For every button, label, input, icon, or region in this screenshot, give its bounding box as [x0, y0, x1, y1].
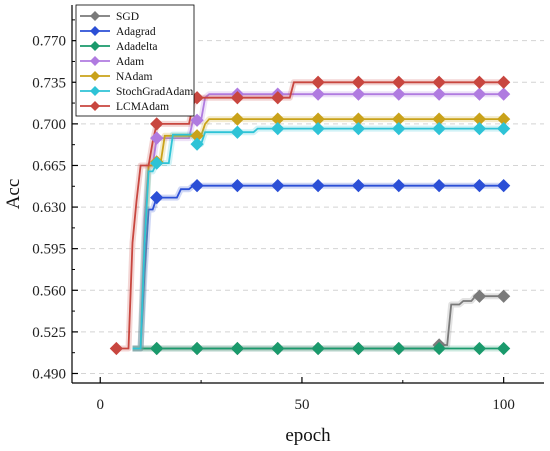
y-tick-label: 0.665	[32, 158, 66, 174]
series-0-marker-8	[472, 289, 487, 303]
legend-label-5: StochGradAdam	[116, 86, 193, 98]
legend-label-6: LCMAdam	[116, 101, 169, 113]
series-2-marker-6	[392, 341, 406, 356]
series-1-marker-6	[392, 179, 406, 193]
legend-swatch-marker-0	[90, 11, 100, 21]
series-6-marker-1	[150, 117, 164, 131]
series-6-marker-5	[311, 75, 325, 89]
tick-labels: 0.490 0.525 0.560 0.595 0.630 0.665 0.700 0.735…	[32, 34, 515, 413]
legend-label-3: Adam	[116, 56, 144, 68]
series-1-marker-8	[472, 179, 487, 193]
series-3-marker-4	[311, 87, 325, 101]
series-5-marker-8	[472, 121, 487, 136]
axes	[71, 5, 544, 384]
legend-label-4: NAdam	[116, 71, 152, 83]
series-5-marker-1	[190, 137, 204, 151]
series-2-marker-8	[472, 341, 487, 356]
series-1-marker-9	[497, 179, 511, 193]
series-2-marker-4	[311, 341, 325, 356]
series-6-marker-9	[472, 75, 487, 89]
legend-label-1: Adagrad	[116, 26, 156, 38]
legend-swatch-marker-4	[90, 71, 100, 81]
y-tick-label: 0.525	[32, 325, 66, 341]
legend-swatch-marker-6	[90, 101, 100, 111]
series-1-marker-5	[351, 179, 366, 193]
legend: SGD Adagrad Adadelta Adam NAdam StochGradAdam…	[75, 4, 195, 117]
series-2-marker-3	[271, 341, 285, 356]
y-tick-label: 0.770	[32, 34, 66, 50]
y-tick-label: 0.700	[32, 117, 66, 133]
series-6-marker-8	[432, 75, 446, 89]
legend-label-0: SGD	[116, 11, 139, 23]
series-0-marker-9	[497, 289, 511, 303]
series-5-marker-6	[392, 121, 406, 136]
y-tick-label: 0.560	[32, 283, 66, 299]
series-5-marker-0	[150, 156, 164, 170]
series-1-marker-0	[150, 190, 164, 205]
x-tick-label: 50	[294, 397, 309, 413]
legend-swatch-marker-5	[90, 86, 100, 96]
legend-swatch-marker-3	[90, 56, 100, 66]
series-6-marker-3	[230, 91, 245, 105]
series-3-marker-7	[432, 87, 446, 101]
series-6-marker-4	[271, 91, 285, 105]
series-3-marker-1	[190, 113, 204, 127]
legend-label-2: Adadelta	[116, 41, 158, 53]
legend-swatch-marker-2	[90, 41, 100, 51]
series-5-marker-5	[351, 121, 366, 136]
series-3-marker-5	[351, 87, 366, 101]
series-2-marker-2	[230, 341, 245, 356]
series-5-marker-4	[311, 121, 325, 136]
x-tick-label: 100	[492, 397, 515, 413]
series-5-marker-3	[271, 121, 285, 136]
series-3-marker-0	[150, 131, 164, 145]
series-3-marker-6	[392, 87, 406, 101]
y-tick-label: 0.630	[32, 200, 66, 216]
series-markers	[109, 75, 511, 356]
series-4-marker-2	[230, 112, 245, 126]
series-6-marker-6	[351, 75, 366, 89]
series-2-marker-9	[497, 341, 511, 356]
series-5-marker-2	[230, 125, 245, 139]
x-tick-label: 0	[96, 397, 104, 413]
series-1-marker-2	[230, 179, 245, 193]
series-1-marker-3	[271, 179, 285, 193]
series-2-marker-5	[351, 341, 366, 356]
y-tick-label: 0.735	[32, 75, 66, 91]
series-2-marker-0	[150, 341, 164, 356]
y-tick-label: 0.490	[32, 366, 66, 382]
x-axis-title: epoch	[285, 425, 331, 446]
series-3-marker-8	[472, 87, 487, 101]
series-6-marker-0	[109, 341, 124, 356]
series-5-marker-9	[497, 121, 511, 136]
series-2-marker-7	[432, 341, 446, 356]
series-1-marker-4	[311, 179, 325, 193]
series-1-marker-7	[432, 179, 446, 193]
y-tick-label: 0.595	[32, 242, 66, 258]
series-5-marker-7	[432, 121, 446, 136]
y-axis-title: Acc	[3, 179, 24, 210]
legend-swatch-marker-1	[90, 26, 100, 36]
series-6-marker-10	[497, 75, 511, 89]
series-6-marker-7	[392, 75, 406, 89]
series-2-marker-1	[190, 341, 204, 356]
series-3-marker-9	[497, 87, 511, 101]
series-1-marker-1	[190, 179, 204, 193]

====================

WHAT YOU HAVE TO DO: Rewrite the data as a numbered list, starting at the line that contains "158, 66, 174]" and ending with the line that contains "190, 164, 205]". Leave out any blank lines.

OUTPUT FOR THIS EXERCISE:
1. y-tick-label: 0.665	[32, 158, 66, 174]
2. series-0-marker-8	[472, 289, 487, 303]
3. legend-label-5: StochGradAdam	[116, 86, 193, 98]
4. legend-label-6: LCMAdam	[116, 101, 169, 113]
5. series-2-marker-6	[392, 341, 406, 356]
6. series-1-marker-6	[392, 179, 406, 193]
7. legend-swatch-marker-0	[90, 11, 100, 21]
8. series-6-marker-1	[150, 117, 164, 131]
9. series-6-marker-5	[311, 75, 325, 89]
10. tick-labels: 0.490 0.525 0.560 0.595 0.630 0.665 0.700 0.735…	[32, 34, 515, 413]
11. legend-label-3: Adam	[116, 56, 144, 68]
12. series-1-marker-8	[472, 179, 487, 193]
13. series-3-marker-4	[311, 87, 325, 101]
14. series-5-marker-8	[472, 121, 487, 136]
15. axes	[71, 5, 544, 384]
16. legend-label-4: NAdam	[116, 71, 152, 83]
17. series-5-marker-1	[190, 137, 204, 151]
18. series-2-marker-8	[472, 341, 487, 356]
19. series-1-marker-9	[497, 179, 511, 193]
20. series-2-marker-4	[311, 341, 325, 356]
21. series-6-marker-9	[472, 75, 487, 89]
22. legend-label-1: Adagrad	[116, 26, 156, 38]
23. legend-swatch-marker-4	[90, 71, 100, 81]
24. y-tick-label: 0.525	[32, 325, 66, 341]
25. legend-swatch-marker-6	[90, 101, 100, 111]
26. series-1-marker-5	[351, 179, 366, 193]
27. legend: SGD Adagrad Adadelta Adam NAdam StochGradAdam…	[75, 4, 195, 117]
28. series-2-marker-3	[271, 341, 285, 356]
29. y-tick-label: 0.770	[32, 34, 66, 50]
30. y-tick-label: 0.700	[32, 117, 66, 133]
31. series-6-marker-8	[432, 75, 446, 89]
32. legend-label-0: SGD	[116, 11, 139, 23]
33. series-0-marker-9	[497, 289, 511, 303]
34. series-5-marker-6	[392, 121, 406, 136]
35. y-tick-label: 0.560	[32, 283, 66, 299]
36. series-5-marker-0	[150, 156, 164, 170]
37. series-1-marker-0	[150, 190, 164, 205]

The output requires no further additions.